Task directions: From the listing that follows, output everything exactly except the pictures.
++++++++++++++++++++
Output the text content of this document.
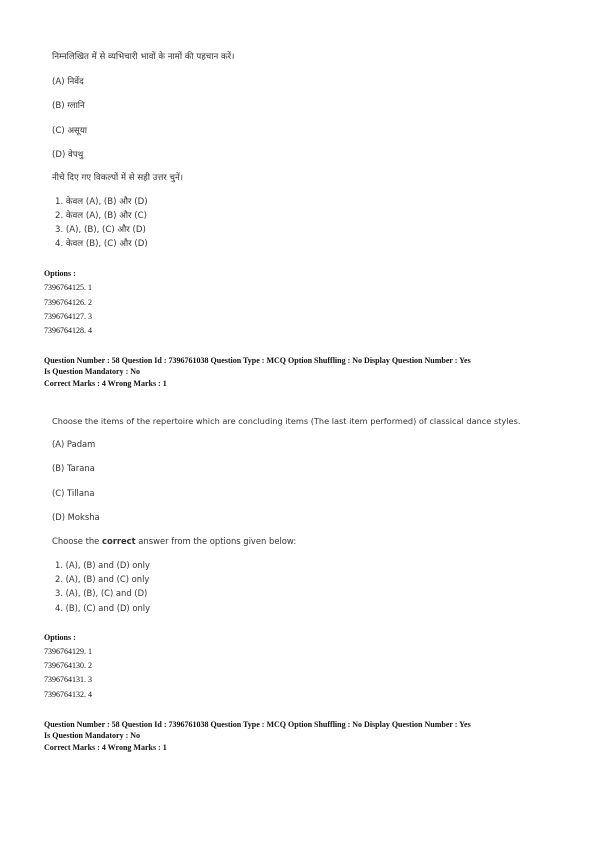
निम्नलिखित में से व्यभिचारी भावों के नामों की पहचान करें।
(A) निर्वेद
(B) ग्लानि
(C) असूया
(D) वेपथु
नीचे दिए गए विकल्पों में से सही उत्तर चुनें।
1. केवल (A), (B) और (D)
2. केवल (A), (B) और (C)
3. (A), (B), (C) और (D)
4. केवल (B), (C) और (D)
Options :
7396764125. 1
7396764126. 2
7396764127. 3
7396764128. 4
Question Number : 58 Question Id : 7396761038 Question Type : MCQ Option Shuffling : No Display Question Number : Yes
Is Question Mandatory : No
Correct Marks : 4 Wrong Marks : 1
Choose the items of the repertoire which are concluding items (The last item performed) of classical dance styles.
(A) Padam
(B) Tarana
(C) Tillana
(D) Moksha
Choose the correct answer from the options given below:
1. (A), (B) and (D) only
2. (A), (B) and (C) only
3. (A), (B), (C) and (D)
4. (B), (C) and (D) only
Options :
7396764129. 1
7396764130. 2
7396764131. 3
7396764132. 4
Question Number : 58 Question Id : 7396761038 Question Type : MCQ Option Shuffling : No Display Question Number : Yes
Is Question Mandatory : No
Correct Marks : 4 Wrong Marks : 1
++++++++++++++++++++
Result below:
Output the text content of this document.
निम्नलिखित में से व्यभिचारी भावों के नामों की पहचान करें।
(A) निर्वेद
(B) ग्लानि
(C) असूया
(D) वेपथु
नीचे दिए गए विकल्पों में से सही उत्तर चुनें।
1. केवल (A), (B) और (D)
2. केवल (A), (B) और (C)
3. (A), (B), (C) और (D)
4. केवल (B), (C) और (D)
Options :
7396764125. 1
7396764126. 2
7396764127. 3
7396764128. 4
Question Number : 58 Question Id : 7396761038 Question Type : MCQ Option Shuffling : No Display Question Number : Yes
Is Question Mandatory : No
Correct Marks : 4 Wrong Marks : 1
Choose the items of the repertoire which are concluding items (The last item performed) of classical dance styles.
(A) Padam
(B) Tarana
(C) Tillana
(D) Moksha
Choose the correct answer from the options given below:
1. (A), (B) and (D) only
2. (A), (B) and (C) only
3. (A), (B), (C) and (D)
4. (B), (C) and (D) only
Options :
7396764129. 1
7396764130. 2
7396764131. 3
7396764132. 4
Question Number : 58 Question Id : 7396761038 Question Type : MCQ Option Shuffling : No Display Question Number : Yes
Is Question Mandatory : No
Correct Marks : 4 Wrong Marks : 1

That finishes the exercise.